STATED GOAL: Return the whole listing, keeping every character the same.
## Start PROVIDED RECORDS
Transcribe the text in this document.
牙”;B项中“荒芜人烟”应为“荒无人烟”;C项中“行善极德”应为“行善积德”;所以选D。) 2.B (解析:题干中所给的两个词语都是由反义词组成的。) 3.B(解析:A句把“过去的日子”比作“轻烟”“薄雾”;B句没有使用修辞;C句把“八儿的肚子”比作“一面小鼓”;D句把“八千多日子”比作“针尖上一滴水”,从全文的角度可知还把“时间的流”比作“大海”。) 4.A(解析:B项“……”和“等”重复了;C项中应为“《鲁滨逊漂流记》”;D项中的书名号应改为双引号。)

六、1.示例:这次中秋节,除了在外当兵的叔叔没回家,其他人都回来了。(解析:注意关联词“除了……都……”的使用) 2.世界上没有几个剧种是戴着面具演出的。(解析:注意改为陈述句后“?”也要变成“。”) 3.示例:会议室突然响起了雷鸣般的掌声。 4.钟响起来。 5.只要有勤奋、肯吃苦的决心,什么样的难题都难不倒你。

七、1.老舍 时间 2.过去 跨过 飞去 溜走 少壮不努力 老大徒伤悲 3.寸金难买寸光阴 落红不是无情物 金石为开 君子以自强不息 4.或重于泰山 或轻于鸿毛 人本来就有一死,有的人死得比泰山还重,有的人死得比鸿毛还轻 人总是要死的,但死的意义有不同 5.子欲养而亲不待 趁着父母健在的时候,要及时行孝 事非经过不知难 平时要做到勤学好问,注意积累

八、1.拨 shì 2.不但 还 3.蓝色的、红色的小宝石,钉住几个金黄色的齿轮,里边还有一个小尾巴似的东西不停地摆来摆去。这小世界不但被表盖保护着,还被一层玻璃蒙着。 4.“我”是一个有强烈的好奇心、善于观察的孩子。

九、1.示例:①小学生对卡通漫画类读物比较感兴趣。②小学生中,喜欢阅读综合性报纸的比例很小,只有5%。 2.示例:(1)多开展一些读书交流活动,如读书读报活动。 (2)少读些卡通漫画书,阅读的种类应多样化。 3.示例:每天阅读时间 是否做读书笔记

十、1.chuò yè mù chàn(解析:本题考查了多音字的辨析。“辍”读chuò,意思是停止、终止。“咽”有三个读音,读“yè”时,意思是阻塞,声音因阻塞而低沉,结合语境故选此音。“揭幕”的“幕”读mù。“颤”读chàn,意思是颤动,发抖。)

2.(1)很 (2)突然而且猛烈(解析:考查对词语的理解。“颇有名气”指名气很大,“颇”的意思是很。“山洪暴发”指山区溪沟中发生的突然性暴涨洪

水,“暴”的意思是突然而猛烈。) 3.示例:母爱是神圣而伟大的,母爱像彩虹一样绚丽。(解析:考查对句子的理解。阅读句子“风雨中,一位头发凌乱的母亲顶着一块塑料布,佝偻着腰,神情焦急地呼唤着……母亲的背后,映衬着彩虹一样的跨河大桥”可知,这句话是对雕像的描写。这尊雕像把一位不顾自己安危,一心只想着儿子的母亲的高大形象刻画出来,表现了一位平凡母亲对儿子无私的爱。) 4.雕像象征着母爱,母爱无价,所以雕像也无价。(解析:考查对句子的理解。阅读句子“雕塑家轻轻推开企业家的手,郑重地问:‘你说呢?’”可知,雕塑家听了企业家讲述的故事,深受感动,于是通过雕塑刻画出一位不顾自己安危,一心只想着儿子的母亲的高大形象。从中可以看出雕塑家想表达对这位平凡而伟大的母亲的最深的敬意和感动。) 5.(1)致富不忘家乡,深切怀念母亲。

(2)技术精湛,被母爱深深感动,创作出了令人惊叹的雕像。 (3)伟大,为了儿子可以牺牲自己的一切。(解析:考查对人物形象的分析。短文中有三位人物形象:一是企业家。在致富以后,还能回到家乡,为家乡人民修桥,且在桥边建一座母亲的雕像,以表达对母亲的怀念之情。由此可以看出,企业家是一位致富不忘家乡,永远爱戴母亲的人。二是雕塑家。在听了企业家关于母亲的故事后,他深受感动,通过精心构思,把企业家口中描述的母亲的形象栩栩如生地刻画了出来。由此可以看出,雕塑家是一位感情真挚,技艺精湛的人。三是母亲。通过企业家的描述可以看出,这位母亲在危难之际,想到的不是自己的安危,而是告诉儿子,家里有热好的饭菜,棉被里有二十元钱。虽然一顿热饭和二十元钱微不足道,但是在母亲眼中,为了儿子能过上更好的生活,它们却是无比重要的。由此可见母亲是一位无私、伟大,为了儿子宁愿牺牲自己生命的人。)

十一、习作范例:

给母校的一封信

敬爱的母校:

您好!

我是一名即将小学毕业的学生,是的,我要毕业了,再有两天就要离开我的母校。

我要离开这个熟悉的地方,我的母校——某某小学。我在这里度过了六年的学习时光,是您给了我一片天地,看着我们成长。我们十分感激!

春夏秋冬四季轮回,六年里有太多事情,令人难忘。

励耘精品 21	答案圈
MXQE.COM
## End PROVIDED RECORDS
EXERCISE RESULT:
Transcribe the text in this document.
牙”;B项中“荒芜人烟”应为“荒无人烟”;C项中“行善极德”应为“行善积德”;所以选D。) 2.B (解析:题干中所给的两个词语都是由反义词组成的。) 3.B(解析:A句把“过去的日子”比作“轻烟”“薄雾”;B句没有使用修辞;C句把“八儿的肚子”比作“一面小鼓”;D句把“八千多日子”比作“针尖上一滴水”,从全文的角度可知还把“时间的流”比作“大海”。) 4.A(解析:B项“……”和“等”重复了;C项中应为“《鲁滨逊漂流记》”;D项中的书名号应改为双引号。)

六、1.示例:这次中秋节,除了在外当兵的叔叔没回家,其他人都回来了。(解析:注意关联词“除了……都……”的使用) 2.世界上没有几个剧种是戴着面具演出的。(解析:注意改为陈述句后“?”也要变成“。”) 3.示例:会议室突然响起了雷鸣般的掌声。 4.钟响起来。 5.只要有勤奋、肯吃苦的决心,什么样的难题都难不倒你。

七、1.老舍 时间 2.过去 跨过 飞去 溜走 少壮不努力 老大徒伤悲 3.寸金难买寸光阴 落红不是无情物 金石为开 君子以自强不息 4.或重于泰山 或轻于鸿毛 人本来就有一死,有的人死得比泰山还重,有的人死得比鸿毛还轻 人总是要死的,但死的意义有不同 5.子欲养而亲不待 趁着父母健在的时候,要及时行孝 事非经过不知难 平时要做到勤学好问,注意积累

八、1.拨 shì 2.不但 还 3.蓝色的、红色的小宝石,钉住几个金黄色的齿轮,里边还有一个小尾巴似的东西不停地摆来摆去。这小世界不但被表盖保护着,还被一层玻璃蒙着。 4.“我”是一个有强烈的好奇心、善于观察的孩子。

九、1.示例:①小学生对卡通漫画类读物比较感兴趣。②小学生中,喜欢阅读综合性报纸的比例很小,只有5%。 2.示例:(1)多开展一些读书交流活动,如读书读报活动。 (2)少读些卡通漫画书,阅读的种类应多样化。 3.示例:每天阅读时间 是否做读书笔记

十、1.chuò yè mù chàn(解析:本题考查了多音字的辨析。“辍”读chuò,意思是停止、终止。“咽”有三个读音,读“yè”时,意思是阻塞,声音因阻塞而低沉,结合语境故选此音。“揭幕”的“幕”读mù。“颤”读chàn,意思是颤动,发抖。)

2.(1)很 (2)突然而且猛烈(解析:考查对词语的理解。“颇有名气”指名气很大,“颇”的意思是很。“山洪暴发”指山区溪沟中发生的突然性暴涨洪

水,“暴”的意思是突然而猛烈。) 3.示例:母爱是神圣而伟大的,母爱像彩虹一样绚丽。(解析:考查对句子的理解。阅读句子“风雨中,一位头发凌乱的母亲顶着一块塑料布,佝偻着腰,神情焦急地呼唤着……母亲的背后,映衬着彩虹一样的跨河大桥”可知,这句话是对雕像的描写。这尊雕像把一位不顾自己安危,一心只想着儿子的母亲的高大形象刻画出来,表现了一位平凡母亲对儿子无私的爱。) 4.雕像象征着母爱,母爱无价,所以雕像也无价。(解析:考查对句子的理解。阅读句子“雕塑家轻轻推开企业家的手,郑重地问:‘你说呢?’”可知,雕塑家听了企业家讲述的故事,深受感动,于是通过雕塑刻画出一位不顾自己安危,一心只想着儿子的母亲的高大形象。从中可以看出雕塑家想表达对这位平凡而伟大的母亲的最深的敬意和感动。) 5.(1)致富不忘家乡,深切怀念母亲。

(2)技术精湛,被母爱深深感动,创作出了令人惊叹的雕像。 (3)伟大,为了儿子可以牺牲自己的一切。(解析:考查对人物形象的分析。短文中有三位人物形象:一是企业家。在致富以后,还能回到家乡,为家乡人民修桥,且在桥边建一座母亲的雕像,以表达对母亲的怀念之情。由此可以看出,企业家是一位致富不忘家乡,永远爱戴母亲的人。二是雕塑家。在听了企业家关于母亲的故事后,他深受感动,通过精心构思,把企业家口中描述的母亲的形象栩栩如生地刻画了出来。由此可以看出,雕塑家是一位感情真挚,技艺精湛的人。三是母亲。通过企业家的描述可以看出,这位母亲在危难之际,想到的不是自己的安危,而是告诉儿子,家里有热好的饭菜,棉被里有二十元钱。虽然一顿热饭和二十元钱微不足道,但是在母亲眼中,为了儿子能过上更好的生活,它们却是无比重要的。由此可见母亲是一位无私、伟大,为了儿子宁愿牺牲自己生命的人。)

十一、习作范例:

给母校的一封信

敬爱的母校:

您好!

我是一名即将小学毕业的学生,是的,我要毕业了,再有两天就要离开我的母校。

我要离开这个熟悉的地方,我的母校——某某小学。我在这里度过了六年的学习时光,是您给了我一片天地,看着我们成长。我们十分感激!

春夏秋冬四季轮回,六年里有太多事情,令人难忘。

励耘精品 21	答案圈
MXQE.COM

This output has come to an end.